* Start *
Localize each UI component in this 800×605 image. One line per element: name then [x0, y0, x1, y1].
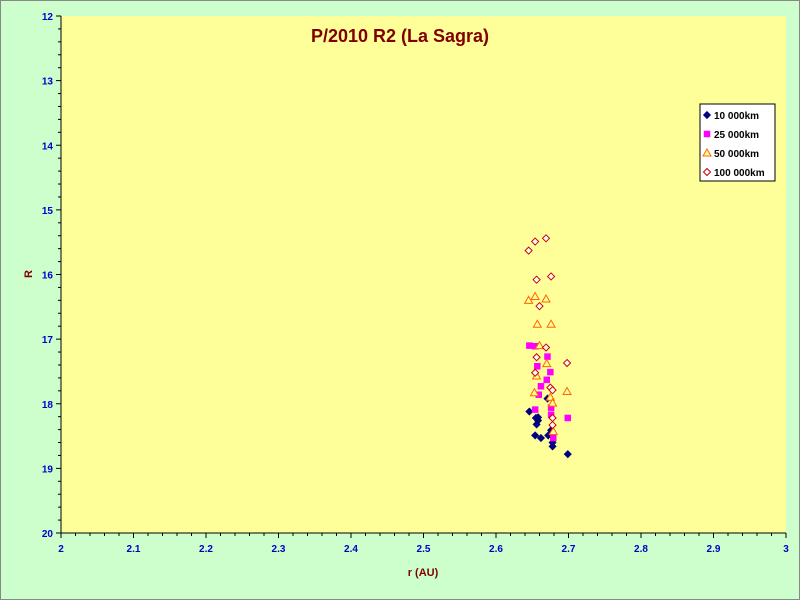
x-tick-label: 2.3 [272, 544, 286, 555]
data-point [548, 426, 559, 436]
legend-marker [703, 130, 711, 138]
y-tick-label: 14 [42, 141, 54, 152]
data-point [541, 358, 552, 368]
x-tick-label: 3 [783, 544, 789, 555]
x-tick-label: 2.8 [634, 544, 648, 555]
x-tick-label: 2.2 [199, 544, 213, 555]
data-point [530, 237, 540, 246]
x-tick-label: 2.7 [562, 544, 576, 555]
data-point [550, 434, 557, 442]
data-point [530, 291, 541, 300]
legend-label: 50 000km [714, 149, 759, 160]
data-point [541, 343, 551, 352]
series-2 [526, 342, 572, 442]
series-4 [524, 234, 572, 430]
data-point [544, 353, 551, 360]
plot-area [61, 16, 786, 533]
x-tick-label: 2.6 [489, 544, 503, 555]
data-point [548, 442, 557, 451]
data-marks [523, 234, 572, 459]
legend-marker [702, 110, 712, 120]
data-point [562, 358, 572, 368]
data-point [524, 246, 533, 255]
legend-marker [702, 147, 712, 157]
y-tick-label: 13 [42, 77, 54, 88]
x-tick-label: 2 [58, 544, 64, 555]
data-point [535, 301, 544, 311]
data-point [563, 450, 572, 459]
data-point [546, 272, 556, 281]
data-point [532, 275, 541, 284]
data-point [546, 319, 556, 328]
data-point [530, 368, 540, 377]
legend-label: 25 000km [714, 130, 759, 141]
data-point [531, 431, 540, 440]
data-point [534, 340, 545, 350]
data-point [548, 420, 557, 430]
legend-label: 10 000km [714, 111, 759, 122]
legend: 10 000km 25 000km 50 000km 100 000km [699, 103, 776, 182]
y-tick-label: 15 [42, 206, 54, 217]
data-point [532, 353, 541, 362]
data-point [548, 385, 557, 395]
axes: 2 2.1 2.2 2.3 2.4 2.5 2.6 2.7 2.8 2.9 3 12 13 14 15 16 1… [42, 12, 789, 555]
y-tick-label: 19 [42, 464, 54, 475]
data-point [537, 383, 545, 390]
x-tick-label: 2.4 [344, 544, 358, 555]
data-point [532, 319, 543, 328]
data-point [547, 368, 554, 376]
legend-marker [702, 167, 712, 177]
y-tick-label: 12 [42, 12, 54, 23]
y-tick-label: 18 [42, 400, 54, 411]
data-point [547, 398, 558, 407]
data-point [562, 386, 572, 395]
chart-title: P/2010 R2 (La Sagra) [311, 26, 489, 46]
data-point [531, 406, 539, 413]
x-tick-label: 2.9 [707, 544, 721, 555]
data-point [541, 294, 551, 303]
x-tick-label: 2.5 [417, 544, 431, 555]
data-point [564, 414, 572, 422]
x-axis-label: r (AU) [408, 567, 439, 579]
data-point [533, 413, 543, 422]
legend-box [699, 103, 776, 182]
data-point [536, 433, 546, 443]
data-point [529, 387, 540, 397]
data-point [543, 376, 550, 384]
legend-label: 100 000km [714, 168, 765, 179]
y-tick-label: 17 [42, 335, 54, 346]
data-point [541, 234, 551, 243]
y-tick-label: 20 [42, 529, 54, 540]
y-axis-label: R [23, 270, 35, 278]
data-point [526, 342, 533, 349]
data-point [534, 363, 541, 370]
data-point [525, 407, 534, 416]
x-tick-label: 2.1 [127, 544, 141, 555]
y-tick-label: 16 [42, 271, 54, 282]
* End *
What is being asked = Starting at the line containing "x-tick-label: 2.3 [272, 544, 286, 555]" and ending at the line containing "data-point [530, 237, 540, 246]", rename every "data-point" to "plot-point" and give only those lines back with everything else unchanged.

Task output =
x-tick-label: 2.3 [272, 544, 286, 555]
plot-point [548, 426, 559, 436]
legend-marker [703, 130, 711, 138]
y-tick-label: 14 [42, 141, 54, 152]
plot-point [541, 358, 552, 368]
x-tick-label: 3 [783, 544, 789, 555]
x-tick-label: 2.8 [634, 544, 648, 555]
x-tick-label: 2.2 [199, 544, 213, 555]
plot-point [530, 237, 540, 246]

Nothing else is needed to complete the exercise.